>> start
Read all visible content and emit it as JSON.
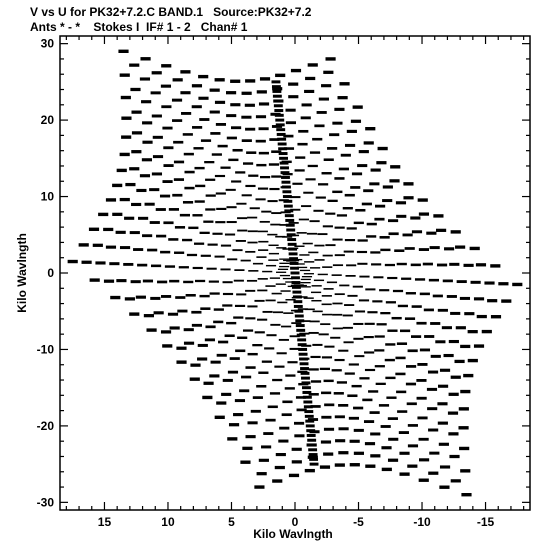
{
  "header": {
    "line1": "V vs U for PK32+7.2.C BAND.1   Source:PK32+7.2",
    "line2": "Ants * - *    Stokes I  IF# 1 - 2   Chan# 1"
  },
  "chart_data": {
    "type": "scatter",
    "title": "V vs U for PK32+7.2.C BAND.1   Source:PK32+7.2",
    "subtitle": "Ants * - *    Stokes I  IF# 1 - 2   Chan# 1",
    "xlabel": "Kilo Wavlngth",
    "ylabel": "Kilo Wavlngth",
    "xlim": [
      18.5,
      -18.5
    ],
    "ylim": [
      -31,
      31
    ],
    "x_ticks": [
      15,
      10,
      5,
      0,
      -5,
      -10,
      -15
    ],
    "x_tick_labels": [
      "15",
      "10",
      "5",
      "0",
      "-5",
      "-10",
      "-15"
    ],
    "y_ticks": [
      30,
      20,
      10,
      0,
      -10,
      -20,
      -30
    ],
    "y_tick_labels": [
      "30",
      "20",
      "10",
      "0",
      "-10",
      "-20",
      "-30"
    ],
    "grid": false,
    "legend": "none",
    "point_color": "#000000",
    "description": "uv-coverage: 6-armed snapshot pattern with conjugate symmetry",
    "arms": [
      {
        "name": "arm-ne",
        "end": [
          -2.8,
          28.0
        ]
      },
      {
        "name": "arm-nw",
        "end": [
          13.5,
          29.0
        ]
      },
      {
        "name": "arm-w",
        "end": [
          17.5,
          1.5
        ]
      },
      {
        "name": "arm-sw",
        "end": [
          2.8,
          -28.0
        ]
      },
      {
        "name": "arm-se",
        "end": [
          -13.5,
          -29.0
        ]
      },
      {
        "name": "arm-e",
        "end": [
          -17.5,
          -1.5
        ]
      }
    ],
    "central_ridge": [
      [
        1.5,
        25.0
      ],
      [
        0,
        0
      ],
      [
        -1.5,
        -25.0
      ]
    ],
    "baseline_segments": 16,
    "dash_length": 0.8
  }
}
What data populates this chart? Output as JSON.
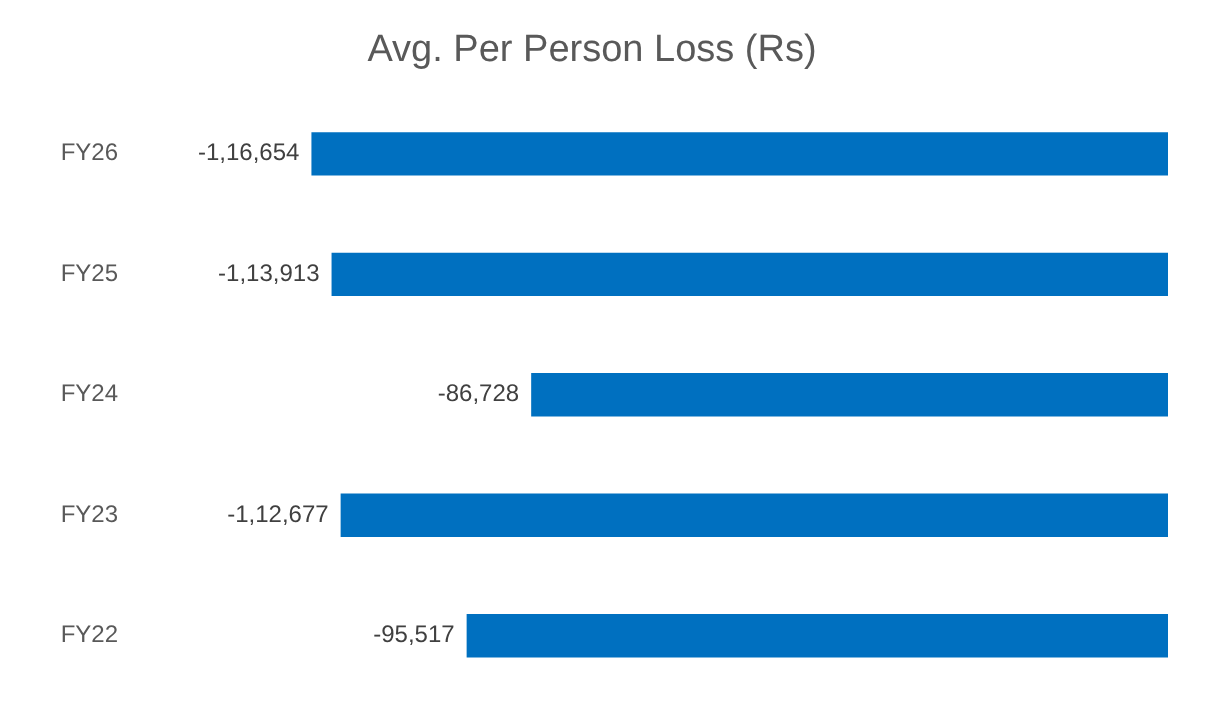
{
  "chart_data": {
    "type": "bar",
    "orientation": "horizontal",
    "title": "Avg. Per Person Loss (Rs)",
    "categories": [
      "FY26",
      "FY25",
      "FY24",
      "FY23",
      "FY22"
    ],
    "values": [
      -116654,
      -113913,
      -86728,
      -112677,
      -95517
    ],
    "value_labels": [
      "-1,16,654",
      "-1,13,913",
      "-86,728",
      "-1,12,677",
      "-95,517"
    ],
    "color": "#0070c0",
    "grid": false,
    "legend": false
  }
}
>> end
• Required task:
All lines holding the word "JSON" should be picked out and copied.

• Exercise answer:
Read all visible content and emit it as JSON.
What data populates this chart? Output as JSON.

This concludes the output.